* SET TASK:
Transcribe the records that follow. Keep every word exactly, and drop the pictures.

--- Start ---

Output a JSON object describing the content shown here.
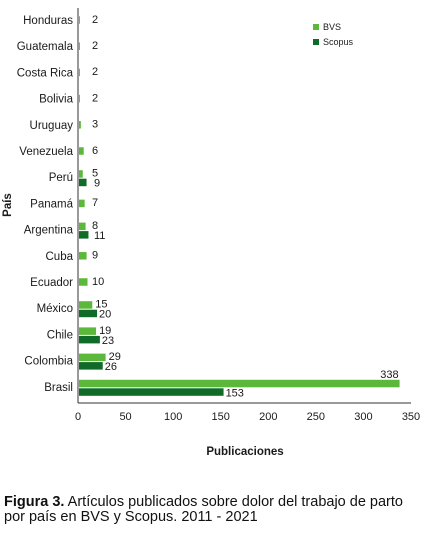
{
  "chart_data": {
    "type": "bar",
    "orientation": "horizontal",
    "categories": [
      "Honduras",
      "Guatemala",
      "Costa Rica",
      "Bolivia",
      "Uruguay",
      "Venezuela",
      "Perú",
      "Panamá",
      "Argentina",
      "Cuba",
      "Ecuador",
      "México",
      "Chile",
      "Colombia",
      "Brasil"
    ],
    "series": [
      {
        "name": "BVS",
        "color": "#5cb83a",
        "values": [
          2,
          2,
          2,
          2,
          3,
          6,
          5,
          7,
          8,
          9,
          10,
          15,
          19,
          29,
          338
        ]
      },
      {
        "name": "Scopus",
        "color": "#0f6b27",
        "values": [
          null,
          null,
          null,
          null,
          null,
          null,
          9,
          null,
          11,
          null,
          null,
          20,
          23,
          26,
          153
        ]
      }
    ],
    "xlabel": "Publicaciones",
    "ylabel": "País",
    "xlim": [
      0,
      350
    ],
    "xticks": [
      0,
      50,
      100,
      150,
      200,
      250,
      300,
      350
    ],
    "legend_position": "top-right",
    "grid": false
  },
  "caption": {
    "label": "Figura 3.",
    "text": " Artículos publicados sobre dolor del trabajo de parto por país en BVS y Scopus. 2011 - 2021"
  }
}
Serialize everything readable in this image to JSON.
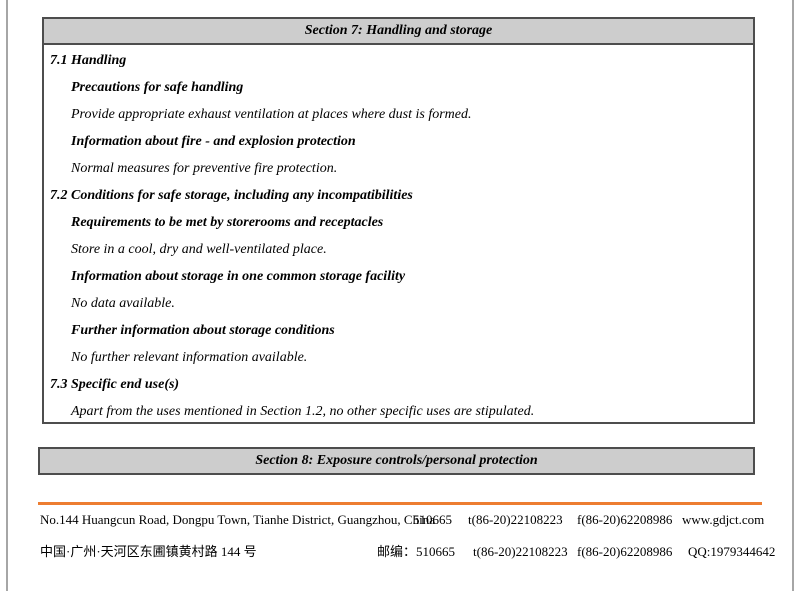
{
  "document": {
    "section7": {
      "header": "Section 7: Handling and storage",
      "lines": [
        {
          "level": "sub",
          "text": "7.1 Handling"
        },
        {
          "level": "heading",
          "text": "Precautions for safe handling"
        },
        {
          "level": "body",
          "text": "Provide appropriate exhaust ventilation at places where dust is formed."
        },
        {
          "level": "heading",
          "text": "Information about fire - and explosion protection"
        },
        {
          "level": "body",
          "text": "Normal measures for preventive fire protection."
        },
        {
          "level": "sub",
          "text": "7.2 Conditions for safe storage, including any incompatibilities"
        },
        {
          "level": "heading",
          "text": "Requirements to be met by storerooms and receptacles"
        },
        {
          "level": "body",
          "text": "Store in a cool, dry and well-ventilated place."
        },
        {
          "level": "heading",
          "text": "Information about storage in one common storage facility"
        },
        {
          "level": "body",
          "text": "No data available."
        },
        {
          "level": "heading",
          "text": "Further information about storage conditions"
        },
        {
          "level": "body",
          "text": "No further relevant information available."
        },
        {
          "level": "sub",
          "text": "7.3 Specific end use(s)"
        },
        {
          "level": "body",
          "text": "Apart from the uses mentioned in Section 1.2, no other specific uses are stipulated."
        }
      ]
    },
    "section8": {
      "header": "Section 8: Exposure controls/personal protection"
    },
    "footer": {
      "row1": {
        "address": "No.144 Huangcun Road, Dongpu Town, Tianhe District, Guangzhou, China",
        "postcode": "510665",
        "tel": "t(86-20)22108223",
        "fax": "f(86-20)62208986",
        "website": "www.gdjct.com"
      },
      "row2": {
        "address": "中国·广州·天河区东圃镇黄村路 144 号",
        "postcode": "邮编：510665",
        "tel": "t(86-20)22108223",
        "fax": "f(86-20)62208986",
        "qq": "QQ:1979344642"
      }
    },
    "colors": {
      "header_bar_bg": "#CDCDCD",
      "header_bar_border": "#4D4D4D",
      "accent_line": "#ED7D31"
    }
  }
}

--- End ---

* CORRECT RESULT:
Output a JSON object describing the content shown here.
{
  "chart_data": {
    "type": "bar",
    "orientation": "horizontal",
    "categories": [
      "Honduras",
      "Guatemala",
      "Costa Rica",
      "Bolivia",
      "Uruguay",
      "Venezuela",
      "Perú",
      "Panamá",
      "Argentina",
      "Cuba",
      "Ecuador",
      "México",
      "Chile",
      "Colombia",
      "Brasil"
    ],
    "series": [
      {
        "name": "BVS",
        "color": "#5cb83a",
        "values": [
          2,
          2,
          2,
          2,
          3,
          6,
          5,
          7,
          8,
          9,
          10,
          15,
          19,
          29,
          338
        ]
      },
      {
        "name": "Scopus",
        "color": "#0f6b27",
        "values": [
          null,
          null,
          null,
          null,
          null,
          null,
          9,
          null,
          11,
          null,
          null,
          20,
          23,
          26,
          153
        ]
      }
    ],
    "xlabel": "Publicaciones",
    "ylabel": "País",
    "xlim": [
      0,
      350
    ],
    "xticks": [
      0,
      50,
      100,
      150,
      200,
      250,
      300,
      350
    ],
    "legend_position": "top-right",
    "grid": false
  },
  "caption": {
    "label": "Figura 3.",
    "text": " Artículos publicados sobre dolor del trabajo de parto por país en BVS y Scopus. 2011 - 2021"
  }
}
Serialize everything readable in this image to JSON.
{
  "document": {
    "section7": {
      "header": "Section 7: Handling and storage",
      "lines": [
        {
          "level": "sub",
          "text": "7.1 Handling"
        },
        {
          "level": "heading",
          "text": "Precautions for safe handling"
        },
        {
          "level": "body",
          "text": "Provide appropriate exhaust ventilation at places where dust is formed."
        },
        {
          "level": "heading",
          "text": "Information about fire - and explosion protection"
        },
        {
          "level": "body",
          "text": "Normal measures for preventive fire protection."
        },
        {
          "level": "sub",
          "text": "7.2 Conditions for safe storage, including any incompatibilities"
        },
        {
          "level": "heading",
          "text": "Requirements to be met by storerooms and receptacles"
        },
        {
          "level": "body",
          "text": "Store in a cool, dry and well-ventilated place."
        },
        {
          "level": "heading",
          "text": "Information about storage in one common storage facility"
        },
        {
          "level": "body",
          "text": "No data available."
        },
        {
          "level": "heading",
          "text": "Further information about storage conditions"
        },
        {
          "level": "body",
          "text": "No further relevant information available."
        },
        {
          "level": "sub",
          "text": "7.3 Specific end use(s)"
        },
        {
          "level": "body",
          "text": "Apart from the uses mentioned in Section 1.2, no other specific uses are stipulated."
        }
      ]
    },
    "section8": {
      "header": "Section 8: Exposure controls/personal protection"
    },
    "footer": {
      "row1": {
        "address": "No.144 Huangcun Road, Dongpu Town, Tianhe District, Guangzhou, China",
        "postcode": "510665",
        "tel": "t(86-20)22108223",
        "fax": "f(86-20)62208986",
        "website": "www.gdjct.com"
      },
      "row2": {
        "address": "中国·广州·天河区东圃镇黄村路 144 号",
        "postcode": "邮编：510665",
        "tel": "t(86-20)22108223",
        "fax": "f(86-20)62208986",
        "qq": "QQ:1979344642"
      }
    },
    "colors": {
      "header_bar_bg": "#CDCDCD",
      "header_bar_border": "#4D4D4D",
      "accent_line": "#ED7D31"
    }
  }
}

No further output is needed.